[begin DATA SUPPLIED]

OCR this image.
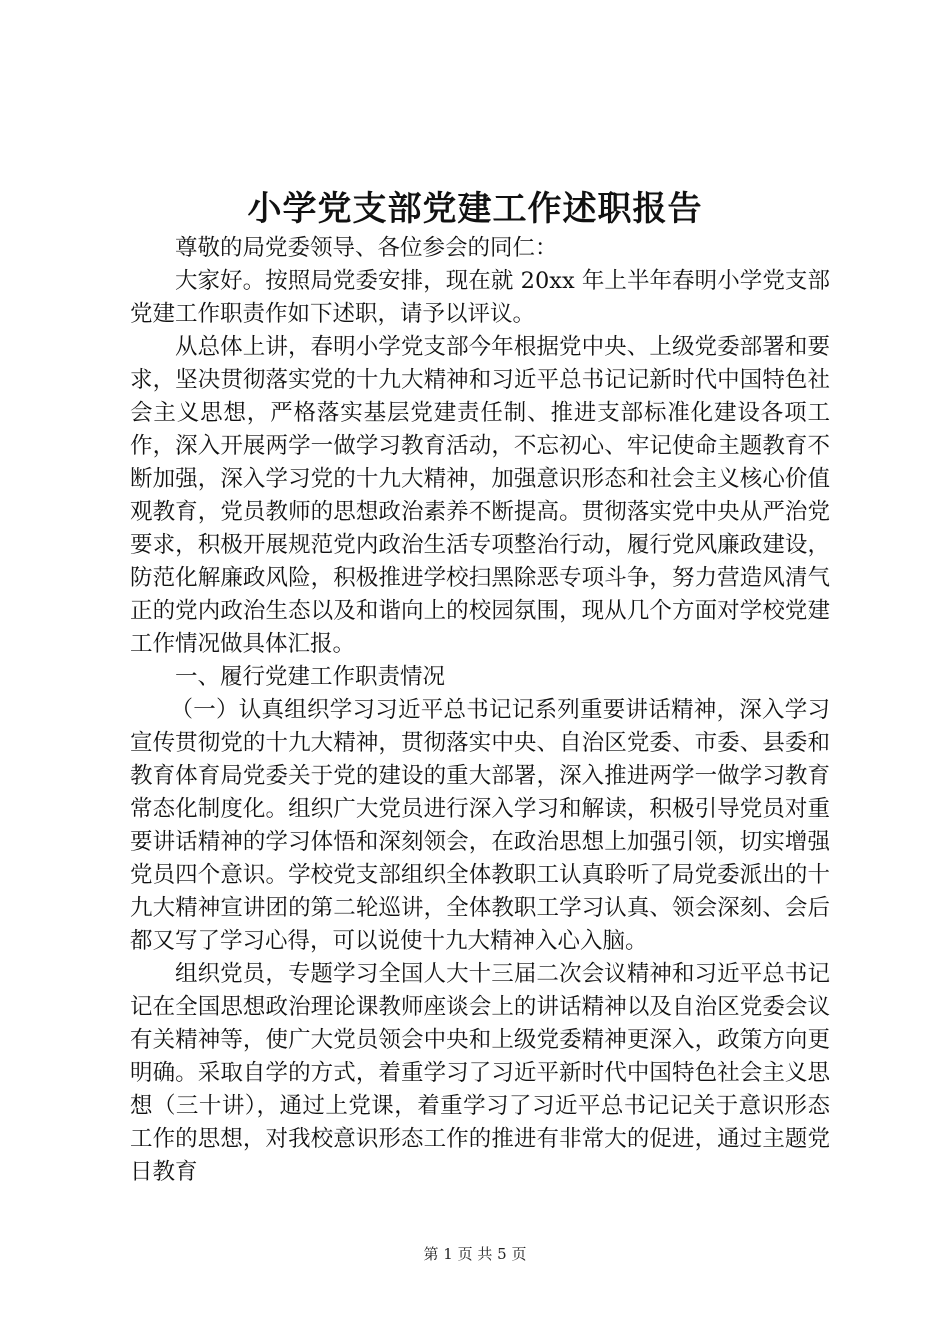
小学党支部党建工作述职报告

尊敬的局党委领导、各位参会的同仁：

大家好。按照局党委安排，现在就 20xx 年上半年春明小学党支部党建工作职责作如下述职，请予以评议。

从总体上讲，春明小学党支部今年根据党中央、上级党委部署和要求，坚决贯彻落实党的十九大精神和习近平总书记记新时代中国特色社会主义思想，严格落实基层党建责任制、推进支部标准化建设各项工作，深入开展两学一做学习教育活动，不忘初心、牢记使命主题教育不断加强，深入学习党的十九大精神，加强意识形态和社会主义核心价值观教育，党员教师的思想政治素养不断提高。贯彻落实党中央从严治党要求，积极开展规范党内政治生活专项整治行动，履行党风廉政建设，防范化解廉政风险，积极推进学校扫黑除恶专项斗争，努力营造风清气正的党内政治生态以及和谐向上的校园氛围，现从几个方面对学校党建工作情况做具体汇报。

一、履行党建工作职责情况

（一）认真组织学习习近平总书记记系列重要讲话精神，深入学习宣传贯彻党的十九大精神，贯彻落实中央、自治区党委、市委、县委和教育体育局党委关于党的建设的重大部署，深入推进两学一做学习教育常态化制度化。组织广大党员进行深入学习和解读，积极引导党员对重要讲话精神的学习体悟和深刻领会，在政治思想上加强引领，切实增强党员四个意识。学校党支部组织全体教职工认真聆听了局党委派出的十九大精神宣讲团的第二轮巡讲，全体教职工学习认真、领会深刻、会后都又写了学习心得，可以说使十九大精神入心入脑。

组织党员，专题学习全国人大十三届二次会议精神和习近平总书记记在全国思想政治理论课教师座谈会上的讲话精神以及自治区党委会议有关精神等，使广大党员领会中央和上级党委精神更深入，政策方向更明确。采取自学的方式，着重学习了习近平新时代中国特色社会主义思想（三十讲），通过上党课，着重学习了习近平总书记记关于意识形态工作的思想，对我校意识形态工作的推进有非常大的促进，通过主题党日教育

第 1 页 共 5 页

[end DATA SUPPLIED]
[begin DATA SUPPLIED]

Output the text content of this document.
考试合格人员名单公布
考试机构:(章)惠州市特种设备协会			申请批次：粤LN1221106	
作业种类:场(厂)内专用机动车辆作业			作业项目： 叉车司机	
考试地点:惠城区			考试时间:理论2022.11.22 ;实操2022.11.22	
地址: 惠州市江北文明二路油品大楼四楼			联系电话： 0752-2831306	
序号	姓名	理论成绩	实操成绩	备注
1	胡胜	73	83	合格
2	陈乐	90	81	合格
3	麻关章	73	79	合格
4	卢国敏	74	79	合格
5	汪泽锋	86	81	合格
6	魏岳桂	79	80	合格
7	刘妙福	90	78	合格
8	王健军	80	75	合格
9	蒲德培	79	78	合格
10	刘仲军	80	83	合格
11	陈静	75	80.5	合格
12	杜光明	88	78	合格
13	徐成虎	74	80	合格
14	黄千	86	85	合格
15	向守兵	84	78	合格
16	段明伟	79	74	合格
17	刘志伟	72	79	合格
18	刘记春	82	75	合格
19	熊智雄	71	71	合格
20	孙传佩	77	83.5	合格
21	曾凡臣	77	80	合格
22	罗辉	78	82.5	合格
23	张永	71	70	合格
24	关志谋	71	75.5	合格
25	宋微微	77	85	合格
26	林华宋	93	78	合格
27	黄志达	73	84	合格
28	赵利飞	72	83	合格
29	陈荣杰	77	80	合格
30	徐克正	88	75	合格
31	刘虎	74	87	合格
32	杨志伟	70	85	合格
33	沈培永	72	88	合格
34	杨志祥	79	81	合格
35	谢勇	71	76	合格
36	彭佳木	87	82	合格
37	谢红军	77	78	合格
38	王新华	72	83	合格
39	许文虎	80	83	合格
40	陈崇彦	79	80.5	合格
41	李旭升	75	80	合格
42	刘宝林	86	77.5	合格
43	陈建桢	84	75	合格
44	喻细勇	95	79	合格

[end DATA SUPPLIED]
[begin DATA SUPPLIED]

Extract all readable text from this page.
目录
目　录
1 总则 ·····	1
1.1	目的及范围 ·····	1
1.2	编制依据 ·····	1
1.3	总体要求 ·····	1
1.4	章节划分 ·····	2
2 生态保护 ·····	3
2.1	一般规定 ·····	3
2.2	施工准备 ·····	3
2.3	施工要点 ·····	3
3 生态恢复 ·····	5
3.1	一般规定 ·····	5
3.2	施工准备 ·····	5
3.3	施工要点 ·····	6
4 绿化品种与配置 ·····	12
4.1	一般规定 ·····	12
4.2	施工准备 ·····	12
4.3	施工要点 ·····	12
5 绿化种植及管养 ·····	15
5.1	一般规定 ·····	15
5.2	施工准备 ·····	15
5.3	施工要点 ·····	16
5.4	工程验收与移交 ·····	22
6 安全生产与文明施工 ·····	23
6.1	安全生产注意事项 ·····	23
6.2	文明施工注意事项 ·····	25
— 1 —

[end DATA SUPPLIED]

▶ WORK TO COMPLETE
Scan the lines for the string "this". Copy out each line that matches.

▶ EXERCISE ANSWER
OCR this image.
Output the text content of this document.
Extract all readable text from this page.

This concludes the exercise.